§ Task goal:
Would you restate all the data that follows, word for word?

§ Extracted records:
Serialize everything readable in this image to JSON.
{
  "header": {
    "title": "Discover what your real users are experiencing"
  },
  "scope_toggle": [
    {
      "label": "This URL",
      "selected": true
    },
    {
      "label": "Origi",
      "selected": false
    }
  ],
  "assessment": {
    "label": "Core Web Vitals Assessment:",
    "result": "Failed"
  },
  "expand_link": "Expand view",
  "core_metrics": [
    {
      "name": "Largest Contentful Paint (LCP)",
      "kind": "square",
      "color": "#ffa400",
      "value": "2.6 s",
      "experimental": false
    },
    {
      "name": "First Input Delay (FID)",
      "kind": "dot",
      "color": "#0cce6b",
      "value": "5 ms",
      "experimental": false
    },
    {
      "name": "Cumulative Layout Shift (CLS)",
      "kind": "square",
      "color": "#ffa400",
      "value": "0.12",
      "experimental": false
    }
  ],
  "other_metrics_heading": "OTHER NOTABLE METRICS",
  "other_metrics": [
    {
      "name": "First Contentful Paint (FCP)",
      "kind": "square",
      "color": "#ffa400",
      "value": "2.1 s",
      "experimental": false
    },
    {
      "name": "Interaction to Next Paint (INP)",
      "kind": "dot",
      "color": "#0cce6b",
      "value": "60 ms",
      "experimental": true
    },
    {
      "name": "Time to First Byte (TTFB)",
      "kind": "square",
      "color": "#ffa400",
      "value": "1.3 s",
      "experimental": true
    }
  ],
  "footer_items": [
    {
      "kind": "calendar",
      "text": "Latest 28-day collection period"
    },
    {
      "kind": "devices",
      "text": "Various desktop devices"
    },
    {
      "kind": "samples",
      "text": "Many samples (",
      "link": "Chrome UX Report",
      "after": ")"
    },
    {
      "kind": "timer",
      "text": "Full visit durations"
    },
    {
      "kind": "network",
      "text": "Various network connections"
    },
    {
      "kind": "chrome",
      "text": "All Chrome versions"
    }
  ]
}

§ Result for this task:
Serialize everything readable in this image to JSON.
{
  "header": {
    "title": "Discover what your real users are experiencing"
  },
  "scope_toggle": [
    {
      "label": "This URL",
      "selected": true
    },
    {
      "label": "Origi",
      "selected": false
    }
  ],
  "assessment": {
    "label": "Core Web Vitals Assessment:",
    "result": "Failed"
  },
  "expand_link": "Expand view",
  "core_metrics": [
    {
      "name": "Largest Contentful Paint (LCP)",
      "kind": "square",
      "color": "#ffa400",
      "value": "2.6 s",
      "experimental": false
    },
    {
      "name": "First Input Delay (FID)",
      "kind": "dot",
      "color": "#0cce6b",
      "value": "5 ms",
      "experimental": false
    },
    {
      "name": "Cumulative Layout Shift (CLS)",
      "kind": "square",
      "color": "#ffa400",
      "value": "0.12",
      "experimental": false
    }
  ],
  "other_metrics_heading": "OTHER NOTABLE METRICS",
  "other_metrics": [
    {
      "name": "First Contentful Paint (FCP)",
      "kind": "square",
      "color": "#ffa400",
      "value": "2.1 s",
      "experimental": false
    },
    {
      "name": "Interaction to Next Paint (INP)",
      "kind": "dot",
      "color": "#0cce6b",
      "value": "60 ms",
      "experimental": true
    },
    {
      "name": "Time to First Byte (TTFB)",
      "kind": "square",
      "color": "#ffa400",
      "value": "1.3 s",
      "experimental": true
    }
  ],
  "footer_items": [
    {
      "kind": "calendar",
      "text": "Latest 28-day collection period"
    },
    {
      "kind": "devices",
      "text": "Various desktop devices"
    },
    {
      "kind": "samples",
      "text": "Many samples (",
      "link": "Chrome UX Report",
      "after": ")"
    },
    {
      "kind": "timer",
      "text": "Full visit durations"
    },
    {
      "kind": "network",
      "text": "Various network connections"
    },
    {
      "kind": "chrome",
      "text": "All Chrome versions"
    }
  ]
}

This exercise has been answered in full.